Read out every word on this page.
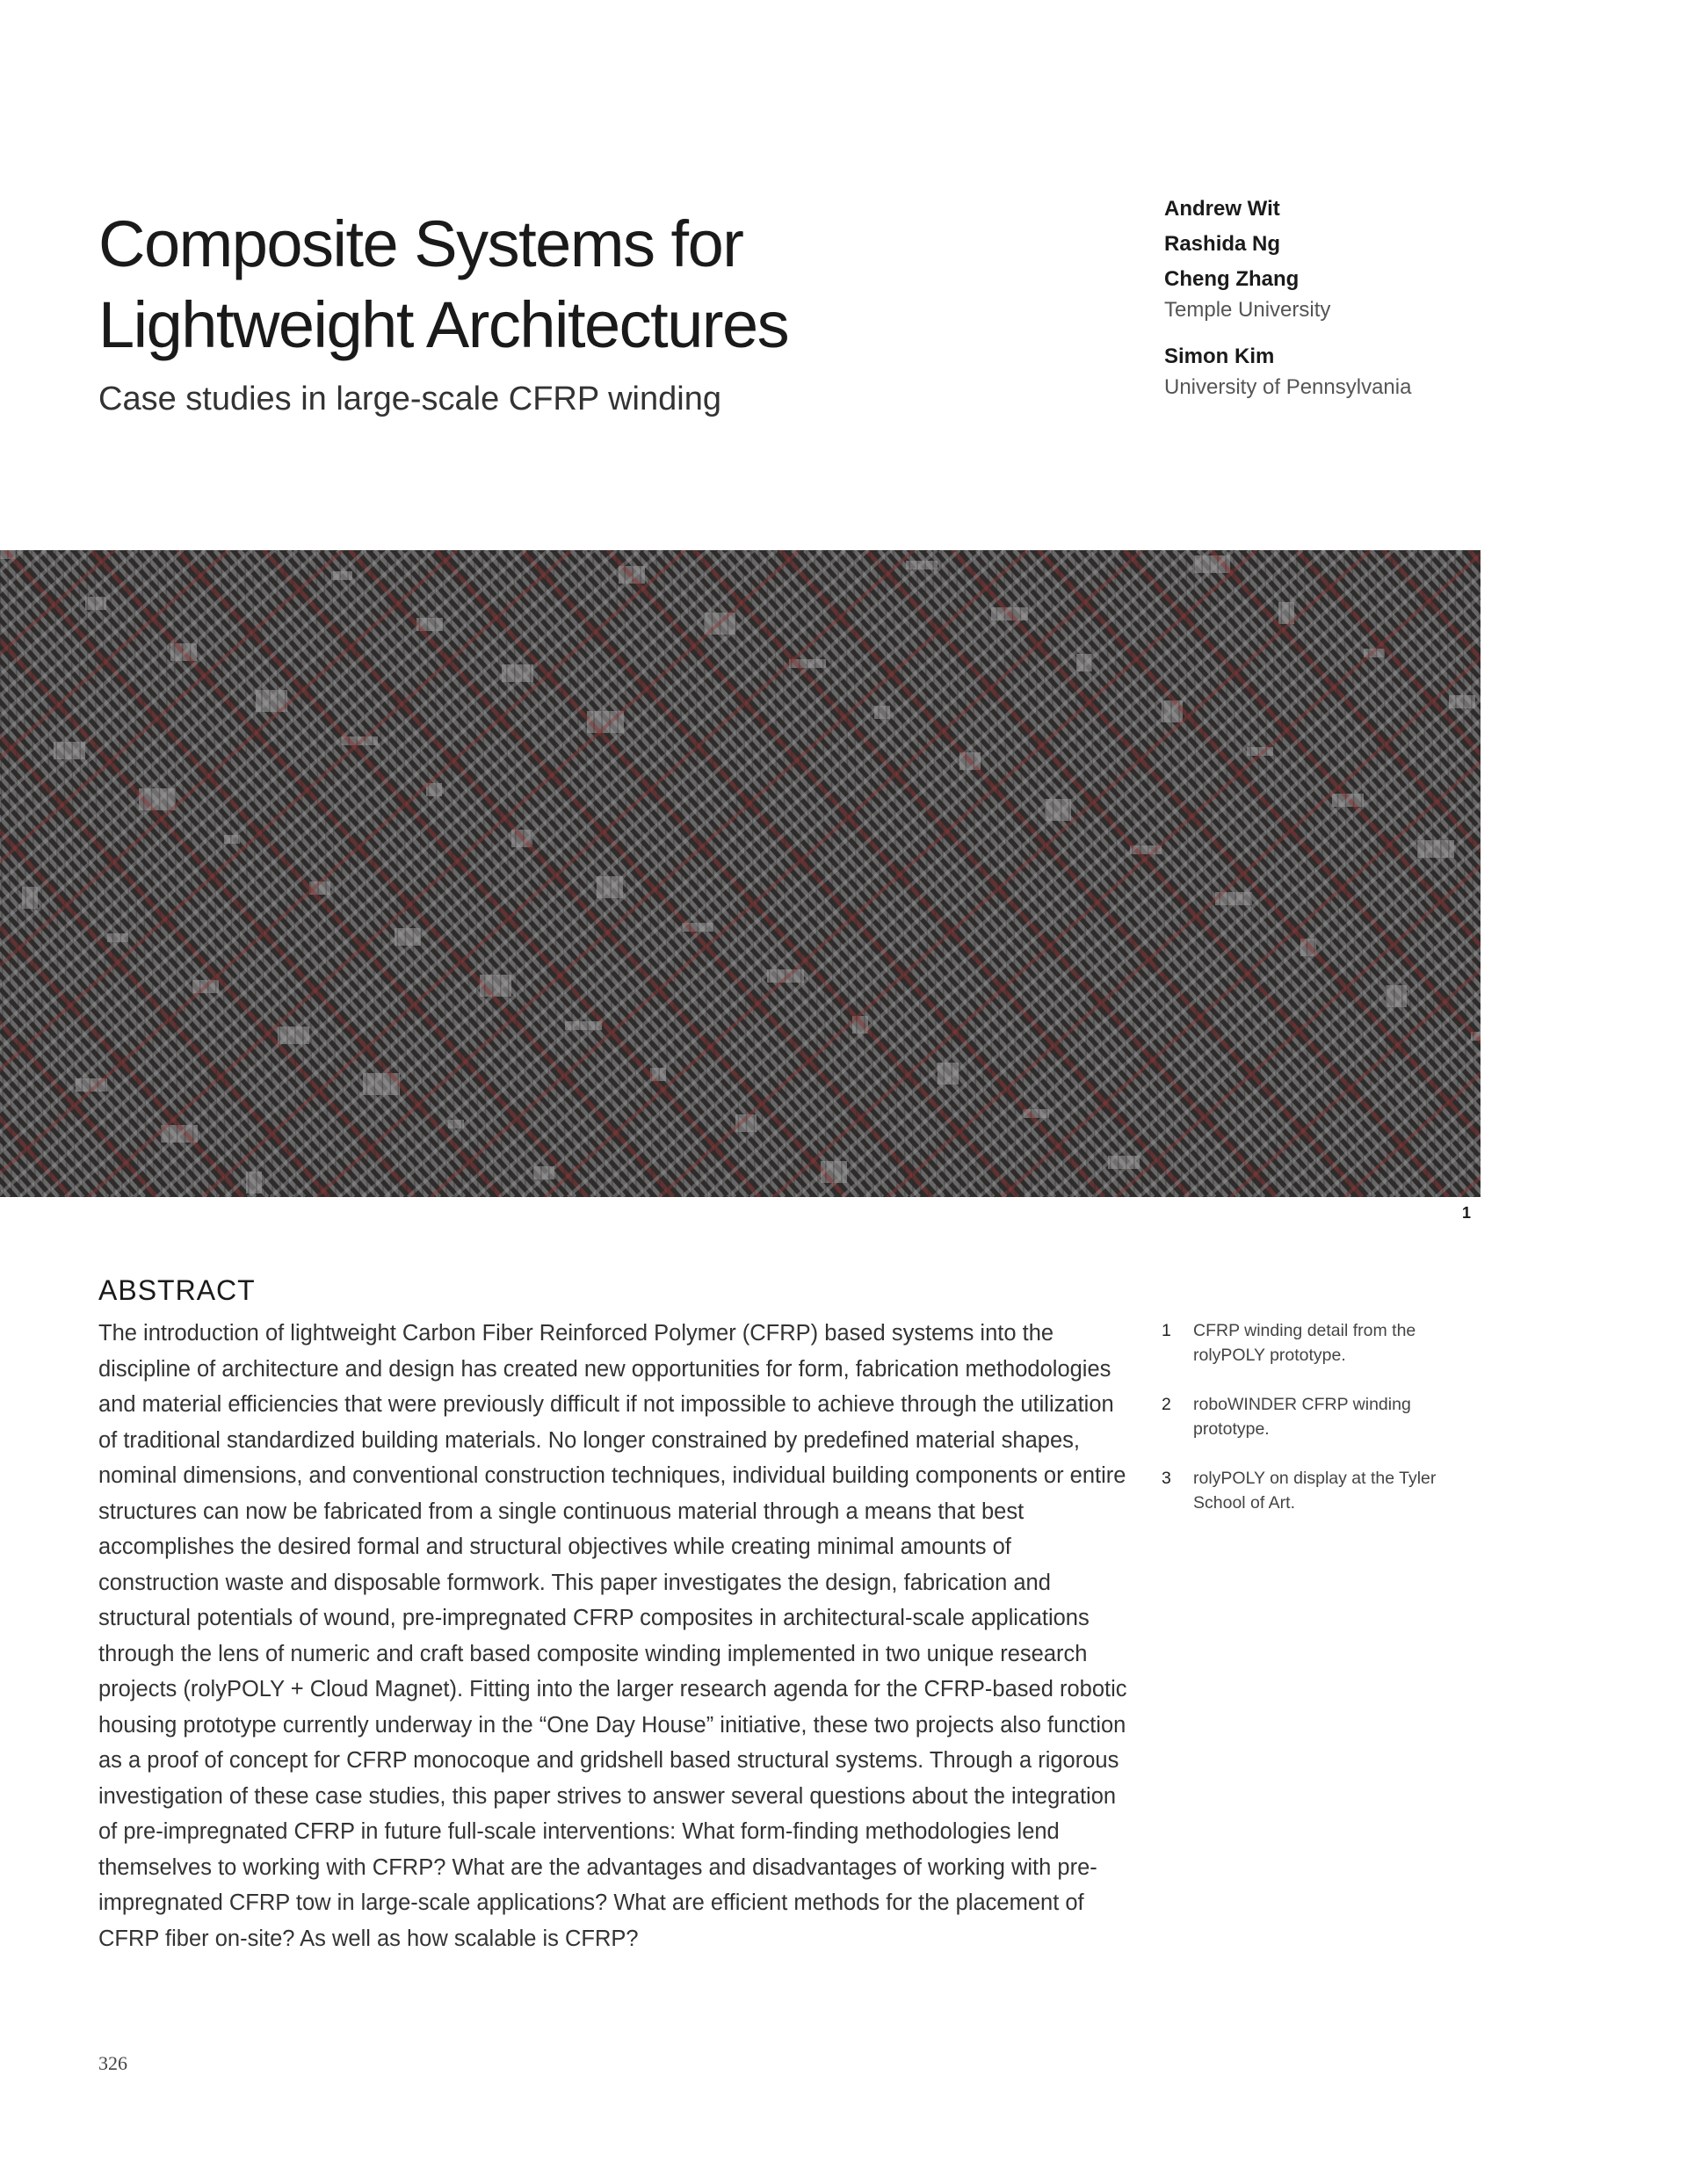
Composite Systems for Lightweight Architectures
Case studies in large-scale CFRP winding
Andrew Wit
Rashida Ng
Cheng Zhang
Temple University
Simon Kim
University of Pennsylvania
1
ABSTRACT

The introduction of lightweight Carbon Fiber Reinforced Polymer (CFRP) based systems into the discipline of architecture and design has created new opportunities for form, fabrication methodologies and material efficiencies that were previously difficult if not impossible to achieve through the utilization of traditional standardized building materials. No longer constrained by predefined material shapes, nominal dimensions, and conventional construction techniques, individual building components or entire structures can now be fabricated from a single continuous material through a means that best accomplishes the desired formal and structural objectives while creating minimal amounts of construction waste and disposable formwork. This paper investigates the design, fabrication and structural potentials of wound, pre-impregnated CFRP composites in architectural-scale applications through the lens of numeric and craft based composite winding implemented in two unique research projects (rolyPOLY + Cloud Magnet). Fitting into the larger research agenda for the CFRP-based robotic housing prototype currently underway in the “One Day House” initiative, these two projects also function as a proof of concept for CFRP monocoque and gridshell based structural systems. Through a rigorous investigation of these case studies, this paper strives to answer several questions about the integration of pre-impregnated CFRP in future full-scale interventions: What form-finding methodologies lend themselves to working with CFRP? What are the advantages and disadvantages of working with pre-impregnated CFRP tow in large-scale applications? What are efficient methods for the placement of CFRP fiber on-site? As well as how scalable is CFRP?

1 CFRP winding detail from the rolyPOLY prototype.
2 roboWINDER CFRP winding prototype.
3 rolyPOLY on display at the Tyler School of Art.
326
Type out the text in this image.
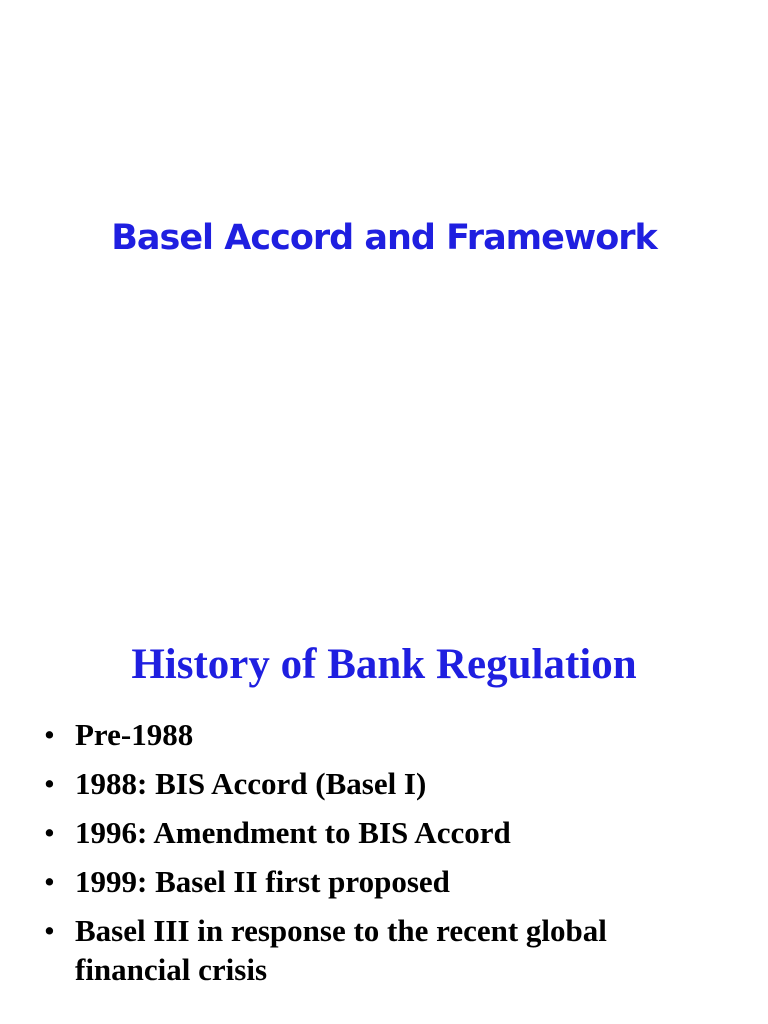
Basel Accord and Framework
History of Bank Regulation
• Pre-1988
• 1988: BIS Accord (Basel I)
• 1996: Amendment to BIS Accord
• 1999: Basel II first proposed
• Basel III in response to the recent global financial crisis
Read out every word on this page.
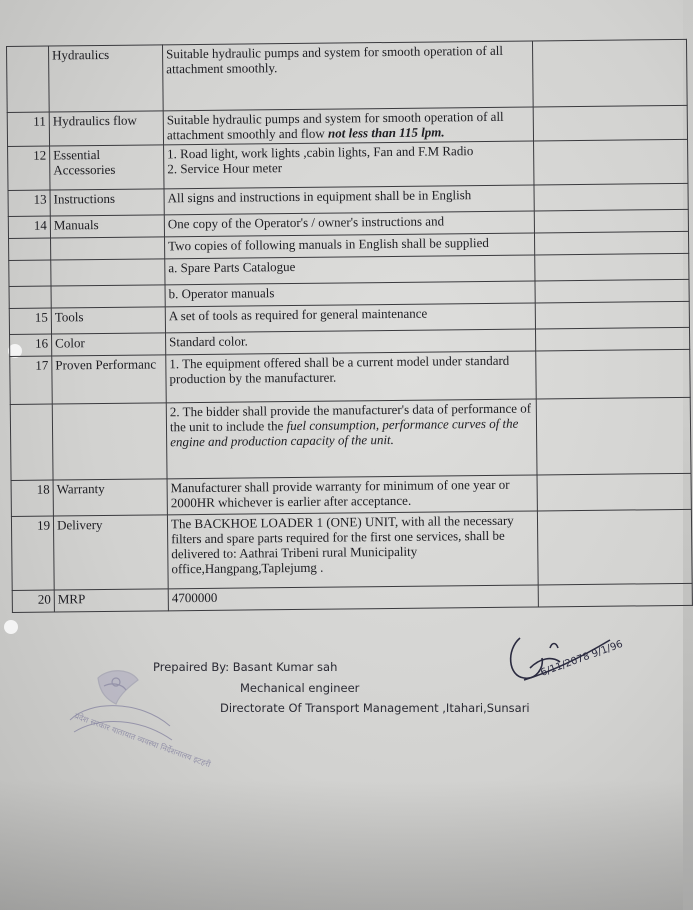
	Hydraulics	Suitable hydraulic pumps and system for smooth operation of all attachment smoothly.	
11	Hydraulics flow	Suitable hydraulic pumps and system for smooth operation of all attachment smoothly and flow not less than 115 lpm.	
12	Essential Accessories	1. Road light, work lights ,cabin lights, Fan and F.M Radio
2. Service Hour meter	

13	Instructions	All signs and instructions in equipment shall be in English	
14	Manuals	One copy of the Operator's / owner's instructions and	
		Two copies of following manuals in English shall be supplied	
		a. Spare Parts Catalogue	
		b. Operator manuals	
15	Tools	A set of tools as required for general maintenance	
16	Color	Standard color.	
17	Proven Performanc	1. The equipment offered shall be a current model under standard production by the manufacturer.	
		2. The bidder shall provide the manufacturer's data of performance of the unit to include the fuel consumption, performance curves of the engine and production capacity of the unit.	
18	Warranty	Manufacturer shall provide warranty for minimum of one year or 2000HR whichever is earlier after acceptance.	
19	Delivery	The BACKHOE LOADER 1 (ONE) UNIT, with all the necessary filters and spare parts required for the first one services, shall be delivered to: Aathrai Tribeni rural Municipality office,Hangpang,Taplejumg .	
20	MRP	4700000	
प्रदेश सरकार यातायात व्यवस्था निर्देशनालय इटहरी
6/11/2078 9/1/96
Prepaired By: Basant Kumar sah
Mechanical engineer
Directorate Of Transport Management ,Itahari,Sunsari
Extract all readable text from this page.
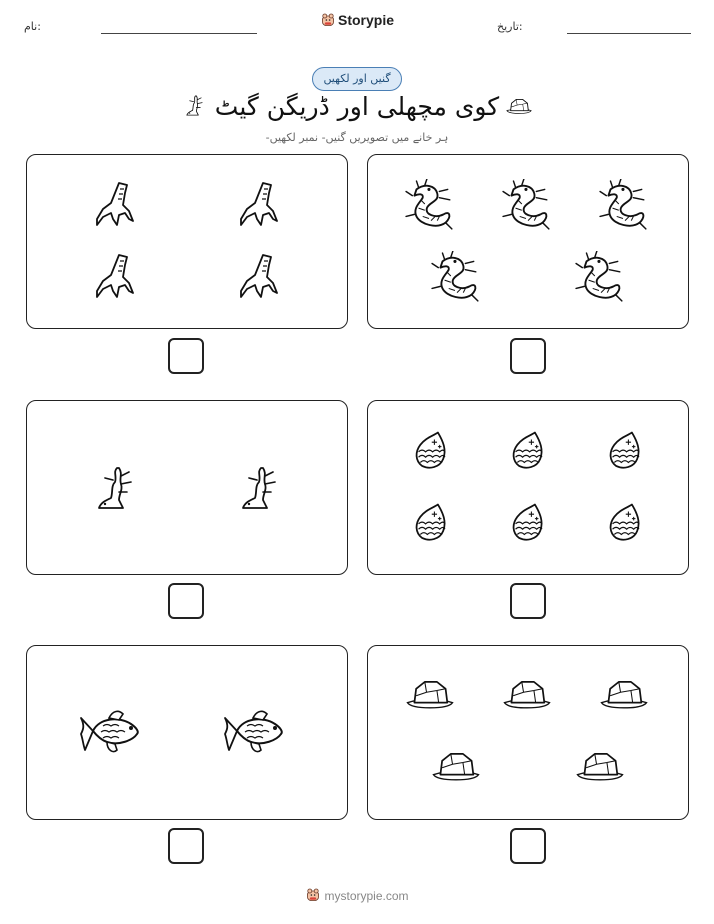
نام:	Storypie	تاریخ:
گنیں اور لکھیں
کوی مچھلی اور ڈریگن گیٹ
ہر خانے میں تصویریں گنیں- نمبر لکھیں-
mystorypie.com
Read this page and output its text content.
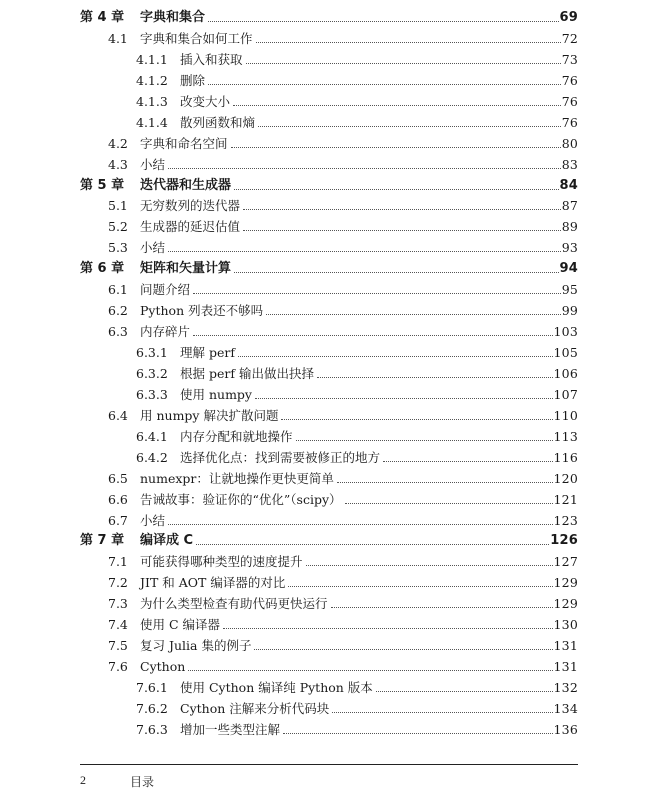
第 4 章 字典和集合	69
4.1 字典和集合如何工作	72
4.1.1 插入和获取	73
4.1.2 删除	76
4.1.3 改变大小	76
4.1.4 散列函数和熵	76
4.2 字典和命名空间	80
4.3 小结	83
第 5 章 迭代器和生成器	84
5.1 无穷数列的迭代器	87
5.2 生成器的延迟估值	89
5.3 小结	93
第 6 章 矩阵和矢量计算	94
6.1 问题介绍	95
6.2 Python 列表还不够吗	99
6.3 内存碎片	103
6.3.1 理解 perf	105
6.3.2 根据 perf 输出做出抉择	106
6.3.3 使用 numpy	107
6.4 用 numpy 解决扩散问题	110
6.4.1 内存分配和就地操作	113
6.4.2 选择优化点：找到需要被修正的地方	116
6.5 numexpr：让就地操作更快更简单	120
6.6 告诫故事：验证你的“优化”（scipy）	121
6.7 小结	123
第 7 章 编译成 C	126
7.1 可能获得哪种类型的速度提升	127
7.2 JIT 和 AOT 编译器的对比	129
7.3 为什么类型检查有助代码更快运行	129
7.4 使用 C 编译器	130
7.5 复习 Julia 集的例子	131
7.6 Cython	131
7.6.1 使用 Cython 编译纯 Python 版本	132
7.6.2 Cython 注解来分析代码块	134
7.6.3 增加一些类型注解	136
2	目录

> _To be done_:
What is the number of lines in the data that hold the word "University"? Reply with that number and nothing else.

> _Complete response_:
2